# start of Records shown

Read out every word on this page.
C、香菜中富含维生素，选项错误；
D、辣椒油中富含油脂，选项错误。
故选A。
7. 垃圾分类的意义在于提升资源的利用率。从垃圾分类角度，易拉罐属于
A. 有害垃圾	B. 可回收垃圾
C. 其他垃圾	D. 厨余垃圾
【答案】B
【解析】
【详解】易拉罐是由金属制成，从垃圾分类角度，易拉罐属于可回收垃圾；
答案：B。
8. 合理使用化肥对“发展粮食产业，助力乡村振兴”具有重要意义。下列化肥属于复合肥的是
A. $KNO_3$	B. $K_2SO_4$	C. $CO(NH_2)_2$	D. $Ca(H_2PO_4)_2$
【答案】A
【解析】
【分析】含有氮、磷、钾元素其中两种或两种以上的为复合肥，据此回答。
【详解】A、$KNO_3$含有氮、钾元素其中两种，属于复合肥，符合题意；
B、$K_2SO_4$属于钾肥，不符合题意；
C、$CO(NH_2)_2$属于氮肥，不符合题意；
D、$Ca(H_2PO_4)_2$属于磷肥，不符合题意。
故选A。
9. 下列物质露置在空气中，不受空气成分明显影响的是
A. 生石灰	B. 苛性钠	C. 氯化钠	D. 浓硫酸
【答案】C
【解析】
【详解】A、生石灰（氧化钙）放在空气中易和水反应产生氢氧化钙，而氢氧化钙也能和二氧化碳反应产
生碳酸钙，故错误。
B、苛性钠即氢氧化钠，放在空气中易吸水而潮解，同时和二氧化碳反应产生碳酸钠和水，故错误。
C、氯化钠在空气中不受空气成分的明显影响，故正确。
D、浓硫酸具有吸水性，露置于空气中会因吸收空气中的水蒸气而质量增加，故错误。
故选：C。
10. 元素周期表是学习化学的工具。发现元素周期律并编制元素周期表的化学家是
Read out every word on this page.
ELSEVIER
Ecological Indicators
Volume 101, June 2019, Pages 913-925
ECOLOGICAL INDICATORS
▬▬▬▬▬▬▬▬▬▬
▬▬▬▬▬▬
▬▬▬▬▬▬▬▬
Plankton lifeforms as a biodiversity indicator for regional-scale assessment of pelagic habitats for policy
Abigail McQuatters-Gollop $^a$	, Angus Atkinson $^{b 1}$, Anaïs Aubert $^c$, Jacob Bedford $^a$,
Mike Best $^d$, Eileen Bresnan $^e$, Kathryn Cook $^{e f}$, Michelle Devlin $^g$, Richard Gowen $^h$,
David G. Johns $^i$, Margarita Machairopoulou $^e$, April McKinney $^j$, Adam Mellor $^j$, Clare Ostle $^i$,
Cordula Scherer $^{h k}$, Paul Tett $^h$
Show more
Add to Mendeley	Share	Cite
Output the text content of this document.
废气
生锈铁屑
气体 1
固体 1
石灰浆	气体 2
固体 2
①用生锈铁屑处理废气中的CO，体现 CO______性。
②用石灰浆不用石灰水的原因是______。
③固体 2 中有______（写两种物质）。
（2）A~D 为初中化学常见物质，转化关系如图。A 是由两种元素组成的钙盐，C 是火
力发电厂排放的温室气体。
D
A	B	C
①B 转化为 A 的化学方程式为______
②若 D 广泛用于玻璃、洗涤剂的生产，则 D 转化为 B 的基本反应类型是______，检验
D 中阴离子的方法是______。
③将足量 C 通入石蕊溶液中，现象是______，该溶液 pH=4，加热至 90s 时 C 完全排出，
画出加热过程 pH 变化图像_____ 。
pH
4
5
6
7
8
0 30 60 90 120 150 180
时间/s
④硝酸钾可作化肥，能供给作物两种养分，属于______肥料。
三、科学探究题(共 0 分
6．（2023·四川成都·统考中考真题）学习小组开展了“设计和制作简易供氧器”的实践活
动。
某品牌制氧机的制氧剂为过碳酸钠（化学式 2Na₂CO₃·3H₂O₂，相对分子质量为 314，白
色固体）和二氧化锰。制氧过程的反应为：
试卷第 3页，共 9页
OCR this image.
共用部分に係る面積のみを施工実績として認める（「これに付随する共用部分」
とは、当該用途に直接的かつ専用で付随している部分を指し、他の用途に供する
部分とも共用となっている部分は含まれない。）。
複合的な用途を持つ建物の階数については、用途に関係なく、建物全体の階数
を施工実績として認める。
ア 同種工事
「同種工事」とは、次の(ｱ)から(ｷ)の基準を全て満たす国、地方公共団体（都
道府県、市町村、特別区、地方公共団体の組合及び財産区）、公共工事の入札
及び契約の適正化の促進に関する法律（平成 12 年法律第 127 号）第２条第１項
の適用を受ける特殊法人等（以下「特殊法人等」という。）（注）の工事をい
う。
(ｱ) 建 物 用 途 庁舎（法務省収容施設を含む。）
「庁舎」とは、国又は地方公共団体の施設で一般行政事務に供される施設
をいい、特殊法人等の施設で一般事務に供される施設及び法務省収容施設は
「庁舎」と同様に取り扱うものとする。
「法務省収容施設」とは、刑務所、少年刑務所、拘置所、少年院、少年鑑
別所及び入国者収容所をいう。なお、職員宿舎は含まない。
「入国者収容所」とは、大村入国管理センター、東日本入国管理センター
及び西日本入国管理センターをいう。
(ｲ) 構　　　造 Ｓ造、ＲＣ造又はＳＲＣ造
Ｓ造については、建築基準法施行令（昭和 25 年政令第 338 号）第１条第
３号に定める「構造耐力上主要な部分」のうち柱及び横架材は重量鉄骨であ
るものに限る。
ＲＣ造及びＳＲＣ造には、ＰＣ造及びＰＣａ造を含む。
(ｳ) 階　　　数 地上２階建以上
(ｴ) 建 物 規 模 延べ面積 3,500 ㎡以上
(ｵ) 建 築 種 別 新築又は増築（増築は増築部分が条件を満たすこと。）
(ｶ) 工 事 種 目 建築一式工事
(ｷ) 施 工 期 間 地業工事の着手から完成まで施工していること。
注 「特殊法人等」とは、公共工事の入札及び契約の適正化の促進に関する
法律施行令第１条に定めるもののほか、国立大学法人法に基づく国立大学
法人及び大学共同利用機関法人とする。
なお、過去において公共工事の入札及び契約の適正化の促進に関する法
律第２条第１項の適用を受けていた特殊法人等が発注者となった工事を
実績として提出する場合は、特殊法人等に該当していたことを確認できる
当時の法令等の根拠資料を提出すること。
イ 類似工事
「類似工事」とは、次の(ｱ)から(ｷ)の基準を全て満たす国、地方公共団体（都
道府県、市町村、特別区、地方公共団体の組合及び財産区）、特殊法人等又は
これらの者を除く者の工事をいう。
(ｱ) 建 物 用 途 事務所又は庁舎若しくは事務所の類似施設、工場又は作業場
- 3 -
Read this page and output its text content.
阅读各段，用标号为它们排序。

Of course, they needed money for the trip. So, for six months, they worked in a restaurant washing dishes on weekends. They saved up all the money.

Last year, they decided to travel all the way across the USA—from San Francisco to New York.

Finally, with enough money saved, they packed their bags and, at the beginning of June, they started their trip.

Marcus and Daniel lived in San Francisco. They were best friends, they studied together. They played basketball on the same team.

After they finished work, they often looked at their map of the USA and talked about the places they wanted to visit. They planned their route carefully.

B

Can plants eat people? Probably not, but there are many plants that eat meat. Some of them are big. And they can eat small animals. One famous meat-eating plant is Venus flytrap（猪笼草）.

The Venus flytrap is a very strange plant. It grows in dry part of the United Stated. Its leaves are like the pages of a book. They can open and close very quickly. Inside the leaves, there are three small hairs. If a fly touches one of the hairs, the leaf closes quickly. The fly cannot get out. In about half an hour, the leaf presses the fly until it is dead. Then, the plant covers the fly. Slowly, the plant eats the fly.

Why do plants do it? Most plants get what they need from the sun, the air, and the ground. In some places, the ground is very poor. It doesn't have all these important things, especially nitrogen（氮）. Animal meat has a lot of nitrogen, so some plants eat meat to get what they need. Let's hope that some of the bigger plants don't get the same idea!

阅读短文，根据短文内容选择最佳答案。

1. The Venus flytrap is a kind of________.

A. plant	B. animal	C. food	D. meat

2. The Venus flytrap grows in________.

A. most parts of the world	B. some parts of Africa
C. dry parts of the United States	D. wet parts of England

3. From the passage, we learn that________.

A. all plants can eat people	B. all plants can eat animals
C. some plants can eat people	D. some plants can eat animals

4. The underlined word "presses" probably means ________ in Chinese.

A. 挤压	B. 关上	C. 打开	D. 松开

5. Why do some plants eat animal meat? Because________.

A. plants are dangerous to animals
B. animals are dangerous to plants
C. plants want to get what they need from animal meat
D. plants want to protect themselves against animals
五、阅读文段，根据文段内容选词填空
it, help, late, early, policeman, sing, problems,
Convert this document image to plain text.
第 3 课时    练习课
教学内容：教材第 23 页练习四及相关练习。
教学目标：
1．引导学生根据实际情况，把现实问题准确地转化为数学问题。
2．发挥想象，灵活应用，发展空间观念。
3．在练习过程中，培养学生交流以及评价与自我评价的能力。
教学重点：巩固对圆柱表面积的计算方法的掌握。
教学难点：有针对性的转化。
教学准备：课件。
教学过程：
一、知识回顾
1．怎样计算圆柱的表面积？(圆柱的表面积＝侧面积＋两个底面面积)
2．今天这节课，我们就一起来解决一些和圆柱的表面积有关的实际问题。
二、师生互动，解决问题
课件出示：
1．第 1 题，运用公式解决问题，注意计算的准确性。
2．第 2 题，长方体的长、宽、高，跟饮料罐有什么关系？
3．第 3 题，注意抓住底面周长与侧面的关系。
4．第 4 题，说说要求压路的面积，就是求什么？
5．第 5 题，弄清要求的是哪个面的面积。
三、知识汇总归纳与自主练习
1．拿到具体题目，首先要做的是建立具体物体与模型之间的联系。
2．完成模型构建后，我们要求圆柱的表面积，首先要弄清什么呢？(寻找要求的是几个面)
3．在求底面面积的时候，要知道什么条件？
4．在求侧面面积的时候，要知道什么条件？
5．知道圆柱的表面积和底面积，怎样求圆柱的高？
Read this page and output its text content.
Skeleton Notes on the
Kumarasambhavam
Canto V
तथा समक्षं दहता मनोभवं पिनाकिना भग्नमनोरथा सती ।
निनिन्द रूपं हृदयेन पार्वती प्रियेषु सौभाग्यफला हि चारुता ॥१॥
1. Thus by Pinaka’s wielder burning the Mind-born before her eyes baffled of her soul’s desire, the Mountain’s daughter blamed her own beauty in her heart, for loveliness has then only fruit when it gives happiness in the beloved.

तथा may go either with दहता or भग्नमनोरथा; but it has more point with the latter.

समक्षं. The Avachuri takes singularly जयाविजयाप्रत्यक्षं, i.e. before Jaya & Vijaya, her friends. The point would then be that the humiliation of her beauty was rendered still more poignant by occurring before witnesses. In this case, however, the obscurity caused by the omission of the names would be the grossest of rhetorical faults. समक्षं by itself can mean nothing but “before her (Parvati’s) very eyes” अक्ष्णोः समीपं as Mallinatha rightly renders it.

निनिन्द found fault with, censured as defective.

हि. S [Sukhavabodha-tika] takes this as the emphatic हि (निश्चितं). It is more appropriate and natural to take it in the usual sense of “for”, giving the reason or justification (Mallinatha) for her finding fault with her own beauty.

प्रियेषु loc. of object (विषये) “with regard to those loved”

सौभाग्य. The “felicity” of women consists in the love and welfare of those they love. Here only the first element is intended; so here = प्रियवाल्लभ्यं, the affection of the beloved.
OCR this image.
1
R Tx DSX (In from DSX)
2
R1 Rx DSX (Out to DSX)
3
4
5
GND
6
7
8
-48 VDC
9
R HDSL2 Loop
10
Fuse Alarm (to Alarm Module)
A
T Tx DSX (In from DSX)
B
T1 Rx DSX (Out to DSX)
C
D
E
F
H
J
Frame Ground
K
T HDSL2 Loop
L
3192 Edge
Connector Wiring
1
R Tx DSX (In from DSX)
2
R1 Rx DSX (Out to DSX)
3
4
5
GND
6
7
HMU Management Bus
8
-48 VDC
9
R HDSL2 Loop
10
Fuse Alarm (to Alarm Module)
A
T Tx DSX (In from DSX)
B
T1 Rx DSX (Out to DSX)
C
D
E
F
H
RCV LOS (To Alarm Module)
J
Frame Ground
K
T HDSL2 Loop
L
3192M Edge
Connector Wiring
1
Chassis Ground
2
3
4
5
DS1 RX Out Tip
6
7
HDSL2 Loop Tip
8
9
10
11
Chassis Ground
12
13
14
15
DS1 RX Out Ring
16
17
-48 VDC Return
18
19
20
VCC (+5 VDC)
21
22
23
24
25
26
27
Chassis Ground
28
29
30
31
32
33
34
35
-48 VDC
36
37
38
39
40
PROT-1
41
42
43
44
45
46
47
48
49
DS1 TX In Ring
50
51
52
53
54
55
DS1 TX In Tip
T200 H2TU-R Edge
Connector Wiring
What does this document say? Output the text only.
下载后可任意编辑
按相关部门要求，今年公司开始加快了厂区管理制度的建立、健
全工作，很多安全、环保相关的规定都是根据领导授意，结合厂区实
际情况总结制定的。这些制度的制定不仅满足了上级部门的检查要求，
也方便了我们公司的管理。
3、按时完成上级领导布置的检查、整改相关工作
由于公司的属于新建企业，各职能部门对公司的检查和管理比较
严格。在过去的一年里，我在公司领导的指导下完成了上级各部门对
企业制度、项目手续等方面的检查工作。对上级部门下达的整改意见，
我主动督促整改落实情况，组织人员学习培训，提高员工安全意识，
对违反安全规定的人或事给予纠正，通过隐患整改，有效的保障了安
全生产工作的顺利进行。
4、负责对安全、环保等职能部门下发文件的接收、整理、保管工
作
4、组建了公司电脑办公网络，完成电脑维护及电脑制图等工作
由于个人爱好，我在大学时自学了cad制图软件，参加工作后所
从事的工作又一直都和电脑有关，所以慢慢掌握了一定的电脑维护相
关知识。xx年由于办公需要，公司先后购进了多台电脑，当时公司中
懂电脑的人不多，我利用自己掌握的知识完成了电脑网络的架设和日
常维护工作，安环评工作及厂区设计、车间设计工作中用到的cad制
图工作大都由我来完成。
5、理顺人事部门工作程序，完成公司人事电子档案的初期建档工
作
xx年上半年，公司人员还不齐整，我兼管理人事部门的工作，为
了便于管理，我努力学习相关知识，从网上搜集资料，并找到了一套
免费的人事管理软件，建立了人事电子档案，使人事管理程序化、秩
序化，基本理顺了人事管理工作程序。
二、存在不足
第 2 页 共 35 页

# end of Records shown

_Instruction_
Extract, exactly, the lines above that begin at the line containing "What does this" and end at the final line of the records; add no other text.

_Written reply_
What does this document say? Output the text only.
下载后可任意编辑
按相关部门要求，今年公司开始加快了厂区管理制度的建立、健
全工作，很多安全、环保相关的规定都是根据领导授意，结合厂区实
际情况总结制定的。这些制度的制定不仅满足了上级部门的检查要求，
也方便了我们公司的管理。
3、按时完成上级领导布置的检查、整改相关工作
由于公司的属于新建企业，各职能部门对公司的检查和管理比较
严格。在过去的一年里，我在公司领导的指导下完成了上级各部门对
企业制度、项目手续等方面的检查工作。对上级部门下达的整改意见，
我主动督促整改落实情况，组织人员学习培训，提高员工安全意识，
对违反安全规定的人或事给予纠正，通过隐患整改，有效的保障了安
全生产工作的顺利进行。
4、负责对安全、环保等职能部门下发文件的接收、整理、保管工
作
4、组建了公司电脑办公网络，完成电脑维护及电脑制图等工作
由于个人爱好，我在大学时自学了cad制图软件，参加工作后所
从事的工作又一直都和电脑有关，所以慢慢掌握了一定的电脑维护相
关知识。xx年由于办公需要，公司先后购进了多台电脑，当时公司中
懂电脑的人不多，我利用自己掌握的知识完成了电脑网络的架设和日
常维护工作，安环评工作及厂区设计、车间设计工作中用到的cad制
图工作大都由我来完成。
5、理顺人事部门工作程序，完成公司人事电子档案的初期建档工
作
xx年上半年，公司人员还不齐整，我兼管理人事部门的工作，为
了便于管理，我努力学习相关知识，从网上搜集资料，并找到了一套
免费的人事管理软件，建立了人事电子档案，使人事管理程序化、秩
序化，基本理顺了人事管理工作程序。
二、存在不足
第 2 页 共 35 页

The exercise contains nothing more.